▶ [WORK TO DO] Output all of the records exactly as written.

▶ [RECORDS PROVIDED]
— START —

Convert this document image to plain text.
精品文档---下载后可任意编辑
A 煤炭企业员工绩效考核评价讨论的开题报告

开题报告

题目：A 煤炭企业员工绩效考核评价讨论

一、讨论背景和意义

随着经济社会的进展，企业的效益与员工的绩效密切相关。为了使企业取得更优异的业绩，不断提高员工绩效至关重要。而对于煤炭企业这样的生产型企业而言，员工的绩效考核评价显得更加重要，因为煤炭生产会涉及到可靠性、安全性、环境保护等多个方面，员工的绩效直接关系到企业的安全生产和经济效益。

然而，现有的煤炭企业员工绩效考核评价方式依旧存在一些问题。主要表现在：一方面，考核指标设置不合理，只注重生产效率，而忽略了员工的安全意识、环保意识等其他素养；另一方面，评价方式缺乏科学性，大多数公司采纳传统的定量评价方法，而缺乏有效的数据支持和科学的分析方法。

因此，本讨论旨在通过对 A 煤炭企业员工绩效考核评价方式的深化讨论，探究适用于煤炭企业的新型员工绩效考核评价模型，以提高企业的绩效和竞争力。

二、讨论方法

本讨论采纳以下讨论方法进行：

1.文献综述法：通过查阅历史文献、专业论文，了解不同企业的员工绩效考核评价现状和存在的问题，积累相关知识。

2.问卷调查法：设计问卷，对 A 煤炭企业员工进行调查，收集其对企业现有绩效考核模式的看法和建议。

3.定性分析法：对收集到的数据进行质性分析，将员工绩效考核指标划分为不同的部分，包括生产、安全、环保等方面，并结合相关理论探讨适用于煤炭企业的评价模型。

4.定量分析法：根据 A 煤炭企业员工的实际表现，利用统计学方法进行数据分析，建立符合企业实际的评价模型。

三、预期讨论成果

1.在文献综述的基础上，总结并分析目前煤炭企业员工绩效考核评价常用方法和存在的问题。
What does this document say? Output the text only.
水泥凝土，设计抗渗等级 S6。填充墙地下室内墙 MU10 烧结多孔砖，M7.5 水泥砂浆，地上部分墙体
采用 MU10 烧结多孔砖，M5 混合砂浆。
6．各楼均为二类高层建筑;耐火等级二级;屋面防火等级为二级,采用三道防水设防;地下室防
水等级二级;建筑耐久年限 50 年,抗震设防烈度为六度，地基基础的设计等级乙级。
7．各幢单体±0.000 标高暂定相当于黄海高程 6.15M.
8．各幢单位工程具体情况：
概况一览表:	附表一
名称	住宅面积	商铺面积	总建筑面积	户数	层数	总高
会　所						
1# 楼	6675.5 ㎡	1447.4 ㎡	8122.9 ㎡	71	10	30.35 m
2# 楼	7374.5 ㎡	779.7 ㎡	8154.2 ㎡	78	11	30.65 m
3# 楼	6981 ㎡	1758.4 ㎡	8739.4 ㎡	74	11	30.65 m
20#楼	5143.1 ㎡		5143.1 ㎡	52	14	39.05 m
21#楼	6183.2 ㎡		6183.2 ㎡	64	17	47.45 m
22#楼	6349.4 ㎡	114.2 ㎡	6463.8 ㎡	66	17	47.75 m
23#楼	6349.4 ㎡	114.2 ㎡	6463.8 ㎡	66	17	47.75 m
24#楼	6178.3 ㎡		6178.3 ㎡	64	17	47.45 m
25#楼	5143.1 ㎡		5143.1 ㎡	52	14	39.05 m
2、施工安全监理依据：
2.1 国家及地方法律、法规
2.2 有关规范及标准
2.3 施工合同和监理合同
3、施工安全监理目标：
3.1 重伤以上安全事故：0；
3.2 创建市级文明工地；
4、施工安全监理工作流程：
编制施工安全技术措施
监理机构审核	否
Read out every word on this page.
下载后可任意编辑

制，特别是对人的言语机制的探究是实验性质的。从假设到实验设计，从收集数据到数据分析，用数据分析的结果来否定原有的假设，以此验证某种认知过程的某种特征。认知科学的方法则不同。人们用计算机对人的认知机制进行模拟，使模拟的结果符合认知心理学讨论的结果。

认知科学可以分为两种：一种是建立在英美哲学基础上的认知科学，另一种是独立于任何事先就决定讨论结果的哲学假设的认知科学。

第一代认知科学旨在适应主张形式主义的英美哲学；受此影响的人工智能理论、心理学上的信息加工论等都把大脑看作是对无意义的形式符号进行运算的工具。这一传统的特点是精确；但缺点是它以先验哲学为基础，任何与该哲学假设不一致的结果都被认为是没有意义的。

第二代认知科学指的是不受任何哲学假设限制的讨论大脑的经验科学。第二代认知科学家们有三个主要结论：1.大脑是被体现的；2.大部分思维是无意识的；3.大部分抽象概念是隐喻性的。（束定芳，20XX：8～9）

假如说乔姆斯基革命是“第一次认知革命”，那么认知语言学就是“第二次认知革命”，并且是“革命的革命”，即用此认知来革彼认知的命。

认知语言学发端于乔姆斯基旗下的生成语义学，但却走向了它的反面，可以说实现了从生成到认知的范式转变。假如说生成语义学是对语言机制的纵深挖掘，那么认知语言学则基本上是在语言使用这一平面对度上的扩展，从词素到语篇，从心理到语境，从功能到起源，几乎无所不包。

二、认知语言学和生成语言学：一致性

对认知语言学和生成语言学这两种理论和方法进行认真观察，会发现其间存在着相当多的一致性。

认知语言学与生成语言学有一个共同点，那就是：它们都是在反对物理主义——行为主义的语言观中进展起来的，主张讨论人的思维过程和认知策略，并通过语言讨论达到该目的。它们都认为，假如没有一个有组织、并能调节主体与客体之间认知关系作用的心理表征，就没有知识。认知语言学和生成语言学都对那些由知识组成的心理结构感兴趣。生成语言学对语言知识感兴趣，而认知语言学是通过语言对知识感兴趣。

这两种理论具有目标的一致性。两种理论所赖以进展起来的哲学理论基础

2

— END —

▶ [RESULT FOR THIS EXERCISE]
Convert this document image to plain text.
精品文档---下载后可任意编辑
A 煤炭企业员工绩效考核评价讨论的开题报告

开题报告

题目：A 煤炭企业员工绩效考核评价讨论

一、讨论背景和意义

随着经济社会的进展，企业的效益与员工的绩效密切相关。为了使企业取得更优异的业绩，不断提高员工绩效至关重要。而对于煤炭企业这样的生产型企业而言，员工的绩效考核评价显得更加重要，因为煤炭生产会涉及到可靠性、安全性、环境保护等多个方面，员工的绩效直接关系到企业的安全生产和经济效益。

然而，现有的煤炭企业员工绩效考核评价方式依旧存在一些问题。主要表现在：一方面，考核指标设置不合理，只注重生产效率，而忽略了员工的安全意识、环保意识等其他素养；另一方面，评价方式缺乏科学性，大多数公司采纳传统的定量评价方法，而缺乏有效的数据支持和科学的分析方法。

因此，本讨论旨在通过对 A 煤炭企业员工绩效考核评价方式的深化讨论，探究适用于煤炭企业的新型员工绩效考核评价模型，以提高企业的绩效和竞争力。

二、讨论方法

本讨论采纳以下讨论方法进行：

1.文献综述法：通过查阅历史文献、专业论文，了解不同企业的员工绩效考核评价现状和存在的问题，积累相关知识。

2.问卷调查法：设计问卷，对 A 煤炭企业员工进行调查，收集其对企业现有绩效考核模式的看法和建议。

3.定性分析法：对收集到的数据进行质性分析，将员工绩效考核指标划分为不同的部分，包括生产、安全、环保等方面，并结合相关理论探讨适用于煤炭企业的评价模型。

4.定量分析法：根据 A 煤炭企业员工的实际表现，利用统计学方法进行数据分析，建立符合企业实际的评价模型。

三、预期讨论成果

1.在文献综述的基础上，总结并分析目前煤炭企业员工绩效考核评价常用方法和存在的问题。
What does this document say? Output the text only.
水泥凝土，设计抗渗等级 S6。填充墙地下室内墙 MU10 烧结多孔砖，M7.5 水泥砂浆，地上部分墙体
采用 MU10 烧结多孔砖，M5 混合砂浆。
6．各楼均为二类高层建筑;耐火等级二级;屋面防火等级为二级,采用三道防水设防;地下室防
水等级二级;建筑耐久年限 50 年,抗震设防烈度为六度，地基基础的设计等级乙级。
7．各幢单体±0.000 标高暂定相当于黄海高程 6.15M.
8．各幢单位工程具体情况：
概况一览表:	附表一
名称	住宅面积	商铺面积	总建筑面积	户数	层数	总高
会　所						
1# 楼	6675.5 ㎡	1447.4 ㎡	8122.9 ㎡	71	10	30.35 m
2# 楼	7374.5 ㎡	779.7 ㎡	8154.2 ㎡	78	11	30.65 m
3# 楼	6981 ㎡	1758.4 ㎡	8739.4 ㎡	74	11	30.65 m
20#楼	5143.1 ㎡		5143.1 ㎡	52	14	39.05 m
21#楼	6183.2 ㎡		6183.2 ㎡	64	17	47.45 m
22#楼	6349.4 ㎡	114.2 ㎡	6463.8 ㎡	66	17	47.75 m
23#楼	6349.4 ㎡	114.2 ㎡	6463.8 ㎡	66	17	47.75 m
24#楼	6178.3 ㎡		6178.3 ㎡	64	17	47.45 m
25#楼	5143.1 ㎡		5143.1 ㎡	52	14	39.05 m
2、施工安全监理依据：
2.1 国家及地方法律、法规
2.2 有关规范及标准
2.3 施工合同和监理合同
3、施工安全监理目标：
3.1 重伤以上安全事故：0；
3.2 创建市级文明工地；
4、施工安全监理工作流程：
编制施工安全技术措施
监理机构审核	否
Read out every word on this page.
下载后可任意编辑

制，特别是对人的言语机制的探究是实验性质的。从假设到实验设计，从收集数据到数据分析，用数据分析的结果来否定原有的假设，以此验证某种认知过程的某种特征。认知科学的方法则不同。人们用计算机对人的认知机制进行模拟，使模拟的结果符合认知心理学讨论的结果。

认知科学可以分为两种：一种是建立在英美哲学基础上的认知科学，另一种是独立于任何事先就决定讨论结果的哲学假设的认知科学。

第一代认知科学旨在适应主张形式主义的英美哲学；受此影响的人工智能理论、心理学上的信息加工论等都把大脑看作是对无意义的形式符号进行运算的工具。这一传统的特点是精确；但缺点是它以先验哲学为基础，任何与该哲学假设不一致的结果都被认为是没有意义的。

第二代认知科学指的是不受任何哲学假设限制的讨论大脑的经验科学。第二代认知科学家们有三个主要结论：1.大脑是被体现的；2.大部分思维是无意识的；3.大部分抽象概念是隐喻性的。（束定芳，20XX：8～9）

假如说乔姆斯基革命是“第一次认知革命”，那么认知语言学就是“第二次认知革命”，并且是“革命的革命”，即用此认知来革彼认知的命。

认知语言学发端于乔姆斯基旗下的生成语义学，但却走向了它的反面，可以说实现了从生成到认知的范式转变。假如说生成语义学是对语言机制的纵深挖掘，那么认知语言学则基本上是在语言使用这一平面对度上的扩展，从词素到语篇，从心理到语境，从功能到起源，几乎无所不包。

二、认知语言学和生成语言学：一致性

对认知语言学和生成语言学这两种理论和方法进行认真观察，会发现其间存在着相当多的一致性。

认知语言学与生成语言学有一个共同点，那就是：它们都是在反对物理主义——行为主义的语言观中进展起来的，主张讨论人的思维过程和认知策略，并通过语言讨论达到该目的。它们都认为，假如没有一个有组织、并能调节主体与客体之间认知关系作用的心理表征，就没有知识。认知语言学和生成语言学都对那些由知识组成的心理结构感兴趣。生成语言学对语言知识感兴趣，而认知语言学是通过语言对知识感兴趣。

这两种理论具有目标的一致性。两种理论所赖以进展起来的哲学理论基础

2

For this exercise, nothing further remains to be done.